[Task description]
Echo every line of the items below verbatim, leaving out the pictures.

--- BEGIN Material ---

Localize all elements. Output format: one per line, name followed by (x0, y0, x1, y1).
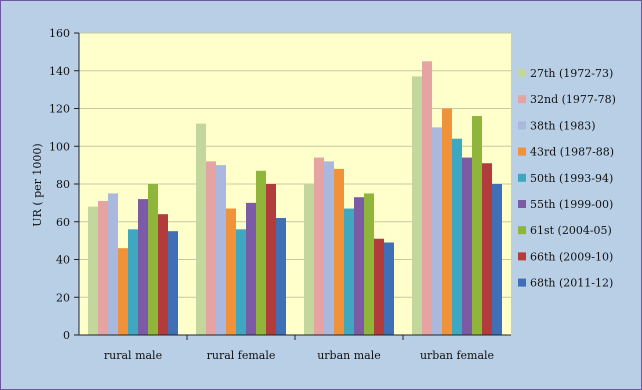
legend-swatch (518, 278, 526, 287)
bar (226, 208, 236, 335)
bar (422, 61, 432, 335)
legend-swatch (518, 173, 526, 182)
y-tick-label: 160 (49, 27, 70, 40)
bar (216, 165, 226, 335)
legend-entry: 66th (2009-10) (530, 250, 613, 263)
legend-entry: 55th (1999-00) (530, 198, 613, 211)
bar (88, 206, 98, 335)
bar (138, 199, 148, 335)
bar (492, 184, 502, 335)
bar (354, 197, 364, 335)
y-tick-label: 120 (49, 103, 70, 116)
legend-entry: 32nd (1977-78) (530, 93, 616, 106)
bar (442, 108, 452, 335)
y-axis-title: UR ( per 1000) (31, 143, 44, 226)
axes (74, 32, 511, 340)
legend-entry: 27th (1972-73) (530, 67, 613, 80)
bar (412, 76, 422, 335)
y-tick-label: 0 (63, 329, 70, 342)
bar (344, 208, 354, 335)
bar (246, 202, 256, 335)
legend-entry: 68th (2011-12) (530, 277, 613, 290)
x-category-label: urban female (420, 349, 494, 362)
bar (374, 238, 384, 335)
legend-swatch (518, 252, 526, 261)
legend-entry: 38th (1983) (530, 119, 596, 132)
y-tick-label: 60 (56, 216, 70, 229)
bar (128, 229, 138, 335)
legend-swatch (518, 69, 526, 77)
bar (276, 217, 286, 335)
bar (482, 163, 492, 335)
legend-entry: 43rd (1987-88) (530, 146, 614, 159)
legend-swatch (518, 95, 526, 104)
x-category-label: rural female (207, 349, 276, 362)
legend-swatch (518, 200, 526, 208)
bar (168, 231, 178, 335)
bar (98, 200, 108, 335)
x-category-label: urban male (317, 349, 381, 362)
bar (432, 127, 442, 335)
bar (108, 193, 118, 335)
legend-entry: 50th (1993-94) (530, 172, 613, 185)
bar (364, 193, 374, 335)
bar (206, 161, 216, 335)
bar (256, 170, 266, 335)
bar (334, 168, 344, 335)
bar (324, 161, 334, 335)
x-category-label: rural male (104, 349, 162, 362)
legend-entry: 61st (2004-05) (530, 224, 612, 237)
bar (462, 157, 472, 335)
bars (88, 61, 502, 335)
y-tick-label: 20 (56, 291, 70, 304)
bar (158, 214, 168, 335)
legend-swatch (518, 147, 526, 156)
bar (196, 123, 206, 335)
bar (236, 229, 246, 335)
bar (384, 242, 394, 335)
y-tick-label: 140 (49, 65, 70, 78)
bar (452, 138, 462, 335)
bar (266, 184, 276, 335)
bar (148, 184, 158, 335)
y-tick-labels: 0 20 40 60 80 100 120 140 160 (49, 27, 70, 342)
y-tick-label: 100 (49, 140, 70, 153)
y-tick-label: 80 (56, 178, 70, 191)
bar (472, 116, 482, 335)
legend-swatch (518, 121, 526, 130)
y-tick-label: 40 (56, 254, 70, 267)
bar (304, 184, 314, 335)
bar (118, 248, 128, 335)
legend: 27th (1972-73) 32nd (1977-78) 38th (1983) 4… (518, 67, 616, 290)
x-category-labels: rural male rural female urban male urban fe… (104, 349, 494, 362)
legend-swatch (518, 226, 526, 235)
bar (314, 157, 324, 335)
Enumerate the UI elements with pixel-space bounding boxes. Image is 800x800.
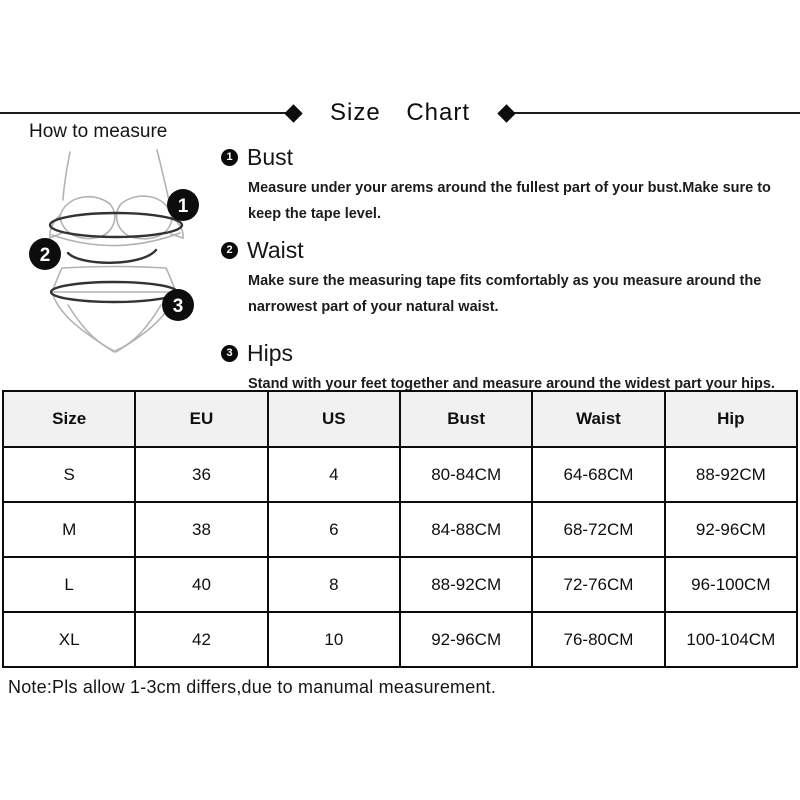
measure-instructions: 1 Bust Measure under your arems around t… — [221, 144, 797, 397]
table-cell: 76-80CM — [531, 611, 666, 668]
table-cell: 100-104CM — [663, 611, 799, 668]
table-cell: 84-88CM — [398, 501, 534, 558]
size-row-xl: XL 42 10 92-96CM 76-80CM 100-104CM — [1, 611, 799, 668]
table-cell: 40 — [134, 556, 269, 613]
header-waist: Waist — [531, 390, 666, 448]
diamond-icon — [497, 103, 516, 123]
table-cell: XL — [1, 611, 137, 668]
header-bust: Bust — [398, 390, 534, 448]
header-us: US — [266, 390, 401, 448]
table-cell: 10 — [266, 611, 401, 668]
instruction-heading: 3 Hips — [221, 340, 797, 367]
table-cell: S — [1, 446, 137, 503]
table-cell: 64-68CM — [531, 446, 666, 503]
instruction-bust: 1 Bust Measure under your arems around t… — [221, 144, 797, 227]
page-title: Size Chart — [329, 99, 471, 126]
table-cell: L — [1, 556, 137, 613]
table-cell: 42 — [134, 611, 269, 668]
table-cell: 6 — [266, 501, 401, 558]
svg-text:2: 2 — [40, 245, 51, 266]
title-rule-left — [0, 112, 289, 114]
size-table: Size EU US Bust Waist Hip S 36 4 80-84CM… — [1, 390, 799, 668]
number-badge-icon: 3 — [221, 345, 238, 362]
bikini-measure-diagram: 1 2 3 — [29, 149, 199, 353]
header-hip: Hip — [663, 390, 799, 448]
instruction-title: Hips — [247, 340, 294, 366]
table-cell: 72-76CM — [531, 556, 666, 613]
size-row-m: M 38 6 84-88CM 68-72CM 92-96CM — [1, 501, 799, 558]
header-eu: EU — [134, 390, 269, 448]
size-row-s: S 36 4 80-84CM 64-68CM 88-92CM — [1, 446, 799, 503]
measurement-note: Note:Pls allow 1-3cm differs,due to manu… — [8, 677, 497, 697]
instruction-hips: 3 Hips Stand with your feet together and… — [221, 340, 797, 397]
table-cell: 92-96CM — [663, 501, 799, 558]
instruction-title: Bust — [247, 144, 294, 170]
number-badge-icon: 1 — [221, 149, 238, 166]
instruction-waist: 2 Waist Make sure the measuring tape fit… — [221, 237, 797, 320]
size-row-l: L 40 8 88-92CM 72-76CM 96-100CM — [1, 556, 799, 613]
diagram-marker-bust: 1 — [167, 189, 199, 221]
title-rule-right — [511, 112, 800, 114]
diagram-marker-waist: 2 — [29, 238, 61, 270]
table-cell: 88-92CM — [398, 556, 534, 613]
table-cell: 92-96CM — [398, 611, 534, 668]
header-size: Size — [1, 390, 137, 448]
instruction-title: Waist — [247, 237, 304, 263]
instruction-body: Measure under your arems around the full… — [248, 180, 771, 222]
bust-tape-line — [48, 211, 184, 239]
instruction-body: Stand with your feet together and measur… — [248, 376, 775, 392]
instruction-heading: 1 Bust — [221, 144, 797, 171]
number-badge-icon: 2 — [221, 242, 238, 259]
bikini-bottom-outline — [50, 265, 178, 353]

--- END Material ---

[Solution to this exercise]
Localize all elements. Output format: one per line, name followed by (x0, y0, x1, y1).
legend-swatch (518, 278, 526, 287)
bar (226, 208, 236, 335)
bar (422, 61, 432, 335)
legend-swatch (518, 173, 526, 182)
y-tick-label: 160 (49, 27, 70, 40)
bar (216, 165, 226, 335)
legend-entry: 66th (2009-10) (530, 250, 613, 263)
legend-entry: 55th (1999-00) (530, 198, 613, 211)
bar (88, 206, 98, 335)
bar (138, 199, 148, 335)
bar (492, 184, 502, 335)
bar (354, 197, 364, 335)
y-tick-label: 120 (49, 103, 70, 116)
legend-entry: 32nd (1977-78) (530, 93, 616, 106)
bar (442, 108, 452, 335)
y-axis-title: UR ( per 1000) (31, 143, 44, 226)
axes (74, 32, 511, 340)
legend-entry: 27th (1972-73) (530, 67, 613, 80)
bar (412, 76, 422, 335)
y-tick-label: 0 (63, 329, 70, 342)
bar (344, 208, 354, 335)
bar (246, 202, 256, 335)
legend-entry: 68th (2011-12) (530, 277, 613, 290)
x-category-label: urban female (420, 349, 494, 362)
bar (374, 238, 384, 335)
legend-swatch (518, 252, 526, 261)
legend-entry: 38th (1983) (530, 119, 596, 132)
y-tick-label: 60 (56, 216, 70, 229)
bar (128, 229, 138, 335)
legend-swatch (518, 69, 526, 77)
bar (276, 217, 286, 335)
bar (482, 163, 492, 335)
legend-entry: 43rd (1987-88) (530, 146, 614, 159)
legend-swatch (518, 95, 526, 104)
x-category-label: rural female (207, 349, 276, 362)
legend-swatch (518, 200, 526, 208)
bar (168, 231, 178, 335)
bar (98, 200, 108, 335)
x-category-label: urban male (317, 349, 381, 362)
bar (432, 127, 442, 335)
bar (108, 193, 118, 335)
legend-entry: 50th (1993-94) (530, 172, 613, 185)
bar (364, 193, 374, 335)
bar (206, 161, 216, 335)
bar (256, 170, 266, 335)
bar (334, 168, 344, 335)
bar (324, 161, 334, 335)
x-category-label: rural male (104, 349, 162, 362)
legend-entry: 61st (2004-05) (530, 224, 612, 237)
bar (462, 157, 472, 335)
bars (88, 61, 502, 335)
y-tick-label: 20 (56, 291, 70, 304)
bar (158, 214, 168, 335)
legend-swatch (518, 147, 526, 156)
bar (196, 123, 206, 335)
bar (236, 229, 246, 335)
bar (384, 242, 394, 335)
y-tick-label: 140 (49, 65, 70, 78)
bar (452, 138, 462, 335)
bar (266, 184, 276, 335)
bar (148, 184, 158, 335)
y-tick-labels: 0 20 40 60 80 100 120 140 160 (49, 27, 70, 342)
y-tick-label: 100 (49, 140, 70, 153)
y-tick-label: 80 (56, 178, 70, 191)
bar (472, 116, 482, 335)
legend-swatch (518, 121, 526, 130)
y-tick-label: 40 (56, 254, 70, 267)
bar (304, 184, 314, 335)
bar (118, 248, 128, 335)
legend: 27th (1972-73) 32nd (1977-78) 38th (1983) 4… (518, 67, 616, 290)
x-category-labels: rural male rural female urban male urban fe… (104, 349, 494, 362)
legend-swatch (518, 226, 526, 235)
bar (314, 157, 324, 335)
Enumerate the UI elements with pixel-space bounding boxes. Image is 800x800.
measure-instructions: 1 Bust Measure under your arems around t… — [221, 144, 797, 397]
table-cell: 76-80CM — [531, 611, 666, 668]
table-cell: 100-104CM — [663, 611, 799, 668]
table-cell: 84-88CM — [398, 501, 534, 558]
size-row-xl: XL 42 10 92-96CM 76-80CM 100-104CM — [1, 611, 799, 668]
table-cell: 40 — [134, 556, 269, 613]
header-waist: Waist — [531, 390, 666, 448]
diamond-icon — [497, 103, 516, 123]
table-cell: XL — [1, 611, 137, 668]
header-bust: Bust — [398, 390, 534, 448]
header-us: US — [266, 390, 401, 448]
table-cell: 10 — [266, 611, 401, 668]
instruction-heading: 3 Hips — [221, 340, 797, 367]
table-cell: S — [1, 446, 137, 503]
table-cell: 64-68CM — [531, 446, 666, 503]
instruction-bust: 1 Bust Measure under your arems around t… — [221, 144, 797, 227]
page-title: Size Chart — [329, 99, 471, 126]
table-cell: L — [1, 556, 137, 613]
table-cell: 42 — [134, 611, 269, 668]
table-cell: 6 — [266, 501, 401, 558]
svg-text:2: 2 — [40, 245, 51, 266]
title-rule-left — [0, 112, 289, 114]
size-table: Size EU US Bust Waist Hip S 36 4 80-84CM… — [1, 390, 799, 668]
number-badge-icon: 3 — [221, 345, 238, 362]
bikini-measure-diagram: 1 2 3 — [29, 149, 199, 353]
header-hip: Hip — [663, 390, 799, 448]
instruction-title: Hips — [247, 340, 294, 366]
table-cell: 72-76CM — [531, 556, 666, 613]
size-row-m: M 38 6 84-88CM 68-72CM 92-96CM — [1, 501, 799, 558]
header-eu: EU — [134, 390, 269, 448]
size-row-s: S 36 4 80-84CM 64-68CM 88-92CM — [1, 446, 799, 503]
measurement-note: Note:Pls allow 1-3cm differs,due to manu… — [8, 677, 497, 697]
instruction-hips: 3 Hips Stand with your feet together and… — [221, 340, 797, 397]
table-cell: 92-96CM — [663, 501, 799, 558]
instruction-title: Bust — [247, 144, 294, 170]
number-badge-icon: 1 — [221, 149, 238, 166]
instruction-waist: 2 Waist Make sure the measuring tape fit… — [221, 237, 797, 320]
size-row-l: L 40 8 88-92CM 72-76CM 96-100CM — [1, 556, 799, 613]
diagram-marker-bust: 1 — [167, 189, 199, 221]
title-rule-right — [511, 112, 800, 114]
diagram-marker-waist: 2 — [29, 238, 61, 270]
table-cell: 88-92CM — [398, 556, 534, 613]
table-cell: 92-96CM — [398, 611, 534, 668]
header-size: Size — [1, 390, 137, 448]
instruction-title: Waist — [247, 237, 304, 263]
instruction-body: Measure under your arems around the full… — [248, 180, 771, 222]
bust-tape-line — [48, 211, 184, 239]
instruction-body: Stand with your feet together and measur… — [248, 376, 775, 392]
instruction-heading: 1 Bust — [221, 144, 797, 171]
number-badge-icon: 2 — [221, 242, 238, 259]
bikini-bottom-outline — [50, 265, 178, 353]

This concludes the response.